GIVEN EXERCISE -
Report how many lines contain the word "JSON", with no other text.

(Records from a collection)
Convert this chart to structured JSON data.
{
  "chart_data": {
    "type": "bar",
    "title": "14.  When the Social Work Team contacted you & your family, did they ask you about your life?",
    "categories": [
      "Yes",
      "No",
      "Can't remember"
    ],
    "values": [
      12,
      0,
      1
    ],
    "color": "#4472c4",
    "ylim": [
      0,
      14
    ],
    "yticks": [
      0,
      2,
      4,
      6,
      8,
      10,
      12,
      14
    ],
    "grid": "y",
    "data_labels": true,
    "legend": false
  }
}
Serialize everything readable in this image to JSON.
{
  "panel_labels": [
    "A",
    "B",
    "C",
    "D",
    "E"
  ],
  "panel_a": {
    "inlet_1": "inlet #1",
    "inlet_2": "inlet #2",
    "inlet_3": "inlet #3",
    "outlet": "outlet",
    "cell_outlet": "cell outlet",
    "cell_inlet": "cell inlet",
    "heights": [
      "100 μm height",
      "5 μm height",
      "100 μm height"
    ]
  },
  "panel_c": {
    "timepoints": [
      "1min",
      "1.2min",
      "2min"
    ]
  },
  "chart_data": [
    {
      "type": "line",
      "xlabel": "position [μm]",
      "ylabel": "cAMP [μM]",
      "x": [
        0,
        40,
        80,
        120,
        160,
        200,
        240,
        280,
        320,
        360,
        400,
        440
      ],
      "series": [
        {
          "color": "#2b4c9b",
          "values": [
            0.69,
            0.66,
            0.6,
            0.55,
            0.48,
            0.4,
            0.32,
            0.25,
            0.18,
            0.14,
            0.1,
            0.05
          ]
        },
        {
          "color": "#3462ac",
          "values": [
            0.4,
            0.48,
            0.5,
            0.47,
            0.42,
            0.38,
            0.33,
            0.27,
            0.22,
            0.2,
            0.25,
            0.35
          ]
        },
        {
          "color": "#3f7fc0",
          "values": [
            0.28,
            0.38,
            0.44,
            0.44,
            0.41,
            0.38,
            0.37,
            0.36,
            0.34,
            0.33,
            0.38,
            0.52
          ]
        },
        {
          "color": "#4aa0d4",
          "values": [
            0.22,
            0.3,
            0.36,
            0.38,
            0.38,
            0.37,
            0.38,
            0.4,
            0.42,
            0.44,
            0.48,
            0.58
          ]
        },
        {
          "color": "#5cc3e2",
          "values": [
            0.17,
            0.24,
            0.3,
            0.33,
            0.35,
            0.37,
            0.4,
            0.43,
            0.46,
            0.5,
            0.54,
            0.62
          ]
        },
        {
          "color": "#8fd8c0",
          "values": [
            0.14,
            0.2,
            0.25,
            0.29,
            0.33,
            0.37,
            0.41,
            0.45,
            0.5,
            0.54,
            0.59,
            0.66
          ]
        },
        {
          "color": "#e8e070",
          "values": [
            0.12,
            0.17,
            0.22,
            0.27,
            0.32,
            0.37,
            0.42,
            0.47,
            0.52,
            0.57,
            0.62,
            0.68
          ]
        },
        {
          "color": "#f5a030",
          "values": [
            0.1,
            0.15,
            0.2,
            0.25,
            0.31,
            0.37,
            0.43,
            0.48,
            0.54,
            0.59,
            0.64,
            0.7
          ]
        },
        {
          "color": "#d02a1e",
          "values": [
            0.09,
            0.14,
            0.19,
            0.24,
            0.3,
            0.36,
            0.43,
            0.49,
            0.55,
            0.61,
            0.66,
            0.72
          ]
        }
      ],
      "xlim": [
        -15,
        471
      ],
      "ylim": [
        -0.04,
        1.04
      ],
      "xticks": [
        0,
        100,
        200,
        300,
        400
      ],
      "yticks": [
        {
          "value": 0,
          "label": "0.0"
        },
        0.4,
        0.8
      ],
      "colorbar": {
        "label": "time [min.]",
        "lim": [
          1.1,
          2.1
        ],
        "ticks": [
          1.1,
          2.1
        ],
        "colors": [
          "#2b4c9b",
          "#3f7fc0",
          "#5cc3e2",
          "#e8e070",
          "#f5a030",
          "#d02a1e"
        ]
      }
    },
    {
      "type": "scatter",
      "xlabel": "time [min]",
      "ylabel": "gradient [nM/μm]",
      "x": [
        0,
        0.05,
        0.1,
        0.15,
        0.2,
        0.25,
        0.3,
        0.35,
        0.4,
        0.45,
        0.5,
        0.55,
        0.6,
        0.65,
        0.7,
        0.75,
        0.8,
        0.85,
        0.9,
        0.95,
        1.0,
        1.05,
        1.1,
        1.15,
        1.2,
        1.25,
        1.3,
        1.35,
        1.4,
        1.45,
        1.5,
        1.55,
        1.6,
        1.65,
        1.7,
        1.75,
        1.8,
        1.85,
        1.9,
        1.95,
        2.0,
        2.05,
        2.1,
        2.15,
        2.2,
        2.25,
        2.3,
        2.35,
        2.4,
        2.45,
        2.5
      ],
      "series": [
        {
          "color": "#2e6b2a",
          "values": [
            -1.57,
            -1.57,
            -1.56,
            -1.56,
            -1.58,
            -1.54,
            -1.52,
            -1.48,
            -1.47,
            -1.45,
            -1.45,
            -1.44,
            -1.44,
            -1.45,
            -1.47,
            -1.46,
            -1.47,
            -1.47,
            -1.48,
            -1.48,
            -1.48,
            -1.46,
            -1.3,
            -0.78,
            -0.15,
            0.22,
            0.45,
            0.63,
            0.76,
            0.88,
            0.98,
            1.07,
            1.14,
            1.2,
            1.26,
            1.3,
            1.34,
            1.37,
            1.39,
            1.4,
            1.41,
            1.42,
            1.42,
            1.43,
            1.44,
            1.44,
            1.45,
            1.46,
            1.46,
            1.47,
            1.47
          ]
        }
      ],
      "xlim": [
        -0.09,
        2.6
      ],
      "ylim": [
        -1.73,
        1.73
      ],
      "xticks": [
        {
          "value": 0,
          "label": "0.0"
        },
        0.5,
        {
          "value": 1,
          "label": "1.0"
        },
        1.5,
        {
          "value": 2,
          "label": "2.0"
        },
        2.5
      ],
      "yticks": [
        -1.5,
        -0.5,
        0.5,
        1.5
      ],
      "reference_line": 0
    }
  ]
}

TASK RESULT -
2